• _Work instructions_:
Please transcribe the data below exactly. Leave the pictures out.

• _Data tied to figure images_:
begin

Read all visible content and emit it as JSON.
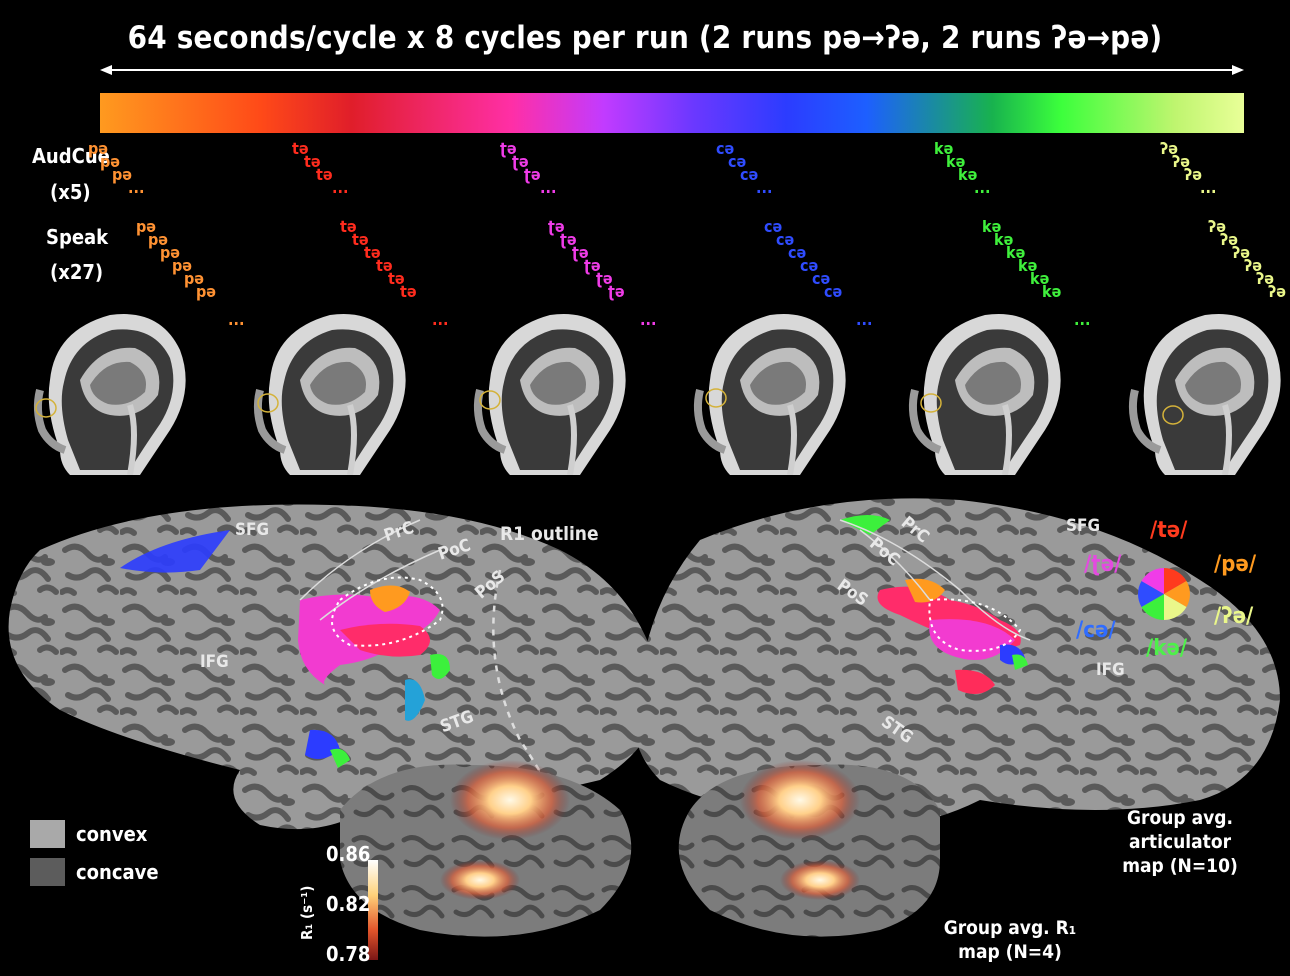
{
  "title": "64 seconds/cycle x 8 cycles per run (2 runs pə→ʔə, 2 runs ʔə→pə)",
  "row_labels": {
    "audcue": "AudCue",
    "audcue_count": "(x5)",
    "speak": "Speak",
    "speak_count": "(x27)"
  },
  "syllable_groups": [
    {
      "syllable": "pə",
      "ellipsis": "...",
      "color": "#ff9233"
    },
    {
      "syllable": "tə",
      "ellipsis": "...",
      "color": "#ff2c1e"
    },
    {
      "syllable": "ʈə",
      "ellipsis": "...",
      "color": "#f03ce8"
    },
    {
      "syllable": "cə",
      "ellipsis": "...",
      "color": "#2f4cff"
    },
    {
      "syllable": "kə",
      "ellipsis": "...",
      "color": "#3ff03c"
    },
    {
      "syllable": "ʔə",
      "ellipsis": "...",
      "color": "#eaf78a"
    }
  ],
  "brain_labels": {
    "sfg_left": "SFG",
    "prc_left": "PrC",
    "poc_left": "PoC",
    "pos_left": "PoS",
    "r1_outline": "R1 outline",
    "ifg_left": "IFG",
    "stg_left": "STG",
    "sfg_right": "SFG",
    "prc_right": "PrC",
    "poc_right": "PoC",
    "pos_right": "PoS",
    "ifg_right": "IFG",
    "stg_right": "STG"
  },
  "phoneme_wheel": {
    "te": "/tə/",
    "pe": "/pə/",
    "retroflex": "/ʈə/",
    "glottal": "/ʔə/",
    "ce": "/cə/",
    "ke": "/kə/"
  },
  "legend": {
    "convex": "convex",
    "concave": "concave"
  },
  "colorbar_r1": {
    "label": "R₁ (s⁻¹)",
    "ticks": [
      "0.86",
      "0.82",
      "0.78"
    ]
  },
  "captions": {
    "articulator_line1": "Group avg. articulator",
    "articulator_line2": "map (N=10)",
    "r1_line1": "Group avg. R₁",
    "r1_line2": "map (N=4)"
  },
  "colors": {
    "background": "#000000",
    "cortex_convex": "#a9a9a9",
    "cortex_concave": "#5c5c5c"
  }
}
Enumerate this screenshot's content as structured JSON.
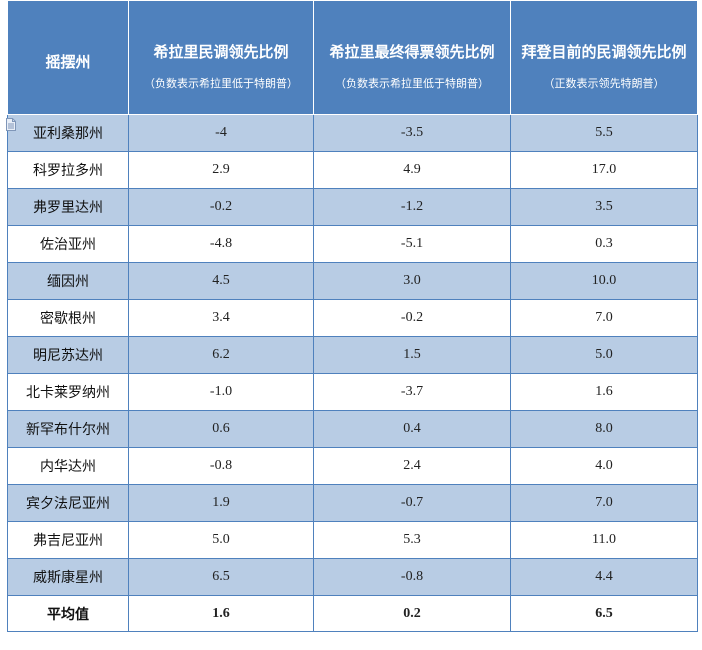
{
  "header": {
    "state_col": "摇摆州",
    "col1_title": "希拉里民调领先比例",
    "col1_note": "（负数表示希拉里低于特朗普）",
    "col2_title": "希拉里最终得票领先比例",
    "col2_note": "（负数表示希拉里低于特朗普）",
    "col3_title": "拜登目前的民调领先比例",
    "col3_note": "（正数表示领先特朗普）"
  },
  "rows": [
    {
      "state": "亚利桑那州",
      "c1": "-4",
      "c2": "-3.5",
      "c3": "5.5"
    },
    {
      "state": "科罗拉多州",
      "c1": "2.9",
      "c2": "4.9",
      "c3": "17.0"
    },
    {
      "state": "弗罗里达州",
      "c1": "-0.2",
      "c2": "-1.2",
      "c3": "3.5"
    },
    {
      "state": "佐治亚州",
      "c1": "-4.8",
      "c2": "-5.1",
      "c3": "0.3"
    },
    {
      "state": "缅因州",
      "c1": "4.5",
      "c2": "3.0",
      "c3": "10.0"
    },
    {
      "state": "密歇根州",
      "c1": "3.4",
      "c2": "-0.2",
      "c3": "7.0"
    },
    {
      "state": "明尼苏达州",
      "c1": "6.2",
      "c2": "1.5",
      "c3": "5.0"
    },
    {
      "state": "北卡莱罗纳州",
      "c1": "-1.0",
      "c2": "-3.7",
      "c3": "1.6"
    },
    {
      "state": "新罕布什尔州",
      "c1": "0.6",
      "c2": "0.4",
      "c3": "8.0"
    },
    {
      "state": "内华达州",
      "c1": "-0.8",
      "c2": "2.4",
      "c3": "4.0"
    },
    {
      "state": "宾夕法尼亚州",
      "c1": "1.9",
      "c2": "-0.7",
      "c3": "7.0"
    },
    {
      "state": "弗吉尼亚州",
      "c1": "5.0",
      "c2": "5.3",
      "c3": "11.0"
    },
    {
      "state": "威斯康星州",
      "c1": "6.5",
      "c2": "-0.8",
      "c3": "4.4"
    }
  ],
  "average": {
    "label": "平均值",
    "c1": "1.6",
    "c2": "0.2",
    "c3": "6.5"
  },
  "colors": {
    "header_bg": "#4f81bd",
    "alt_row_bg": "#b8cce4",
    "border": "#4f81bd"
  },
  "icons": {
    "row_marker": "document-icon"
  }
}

end

• _Answer to the exercise_:
Read all visible content and emit it as JSON.
{
  "title": "64 seconds/cycle x 8 cycles per run (2 runs pə→ʔə, 2 runs ʔə→pə)",
  "row_labels": {
    "audcue": "AudCue",
    "audcue_count": "(x5)",
    "speak": "Speak",
    "speak_count": "(x27)"
  },
  "syllable_groups": [
    {
      "syllable": "pə",
      "ellipsis": "...",
      "color": "#ff9233"
    },
    {
      "syllable": "tə",
      "ellipsis": "...",
      "color": "#ff2c1e"
    },
    {
      "syllable": "ʈə",
      "ellipsis": "...",
      "color": "#f03ce8"
    },
    {
      "syllable": "cə",
      "ellipsis": "...",
      "color": "#2f4cff"
    },
    {
      "syllable": "kə",
      "ellipsis": "...",
      "color": "#3ff03c"
    },
    {
      "syllable": "ʔə",
      "ellipsis": "...",
      "color": "#eaf78a"
    }
  ],
  "brain_labels": {
    "sfg_left": "SFG",
    "prc_left": "PrC",
    "poc_left": "PoC",
    "pos_left": "PoS",
    "r1_outline": "R1 outline",
    "ifg_left": "IFG",
    "stg_left": "STG",
    "sfg_right": "SFG",
    "prc_right": "PrC",
    "poc_right": "PoC",
    "pos_right": "PoS",
    "ifg_right": "IFG",
    "stg_right": "STG"
  },
  "phoneme_wheel": {
    "te": "/tə/",
    "pe": "/pə/",
    "retroflex": "/ʈə/",
    "glottal": "/ʔə/",
    "ce": "/cə/",
    "ke": "/kə/"
  },
  "legend": {
    "convex": "convex",
    "concave": "concave"
  },
  "colorbar_r1": {
    "label": "R₁ (s⁻¹)",
    "ticks": [
      "0.86",
      "0.82",
      "0.78"
    ]
  },
  "captions": {
    "articulator_line1": "Group avg. articulator",
    "articulator_line2": "map (N=10)",
    "r1_line1": "Group avg. R₁",
    "r1_line2": "map (N=4)"
  },
  "colors": {
    "background": "#000000",
    "cortex_convex": "#a9a9a9",
    "cortex_concave": "#5c5c5c"
  }
}
Enumerate this screenshot's content as structured JSON.
{
  "header": {
    "state_col": "摇摆州",
    "col1_title": "希拉里民调领先比例",
    "col1_note": "（负数表示希拉里低于特朗普）",
    "col2_title": "希拉里最终得票领先比例",
    "col2_note": "（负数表示希拉里低于特朗普）",
    "col3_title": "拜登目前的民调领先比例",
    "col3_note": "（正数表示领先特朗普）"
  },
  "rows": [
    {
      "state": "亚利桑那州",
      "c1": "-4",
      "c2": "-3.5",
      "c3": "5.5"
    },
    {
      "state": "科罗拉多州",
      "c1": "2.9",
      "c2": "4.9",
      "c3": "17.0"
    },
    {
      "state": "弗罗里达州",
      "c1": "-0.2",
      "c2": "-1.2",
      "c3": "3.5"
    },
    {
      "state": "佐治亚州",
      "c1": "-4.8",
      "c2": "-5.1",
      "c3": "0.3"
    },
    {
      "state": "缅因州",
      "c1": "4.5",
      "c2": "3.0",
      "c3": "10.0"
    },
    {
      "state": "密歇根州",
      "c1": "3.4",
      "c2": "-0.2",
      "c3": "7.0"
    },
    {
      "state": "明尼苏达州",
      "c1": "6.2",
      "c2": "1.5",
      "c3": "5.0"
    },
    {
      "state": "北卡莱罗纳州",
      "c1": "-1.0",
      "c2": "-3.7",
      "c3": "1.6"
    },
    {
      "state": "新罕布什尔州",
      "c1": "0.6",
      "c2": "0.4",
      "c3": "8.0"
    },
    {
      "state": "内华达州",
      "c1": "-0.8",
      "c2": "2.4",
      "c3": "4.0"
    },
    {
      "state": "宾夕法尼亚州",
      "c1": "1.9",
      "c2": "-0.7",
      "c3": "7.0"
    },
    {
      "state": "弗吉尼亚州",
      "c1": "5.0",
      "c2": "5.3",
      "c3": "11.0"
    },
    {
      "state": "威斯康星州",
      "c1": "6.5",
      "c2": "-0.8",
      "c3": "4.4"
    }
  ],
  "average": {
    "label": "平均值",
    "c1": "1.6",
    "c2": "0.2",
    "c3": "6.5"
  },
  "colors": {
    "header_bg": "#4f81bd",
    "alt_row_bg": "#b8cce4",
    "border": "#4f81bd"
  },
  "icons": {
    "row_marker": "document-icon"
  }
}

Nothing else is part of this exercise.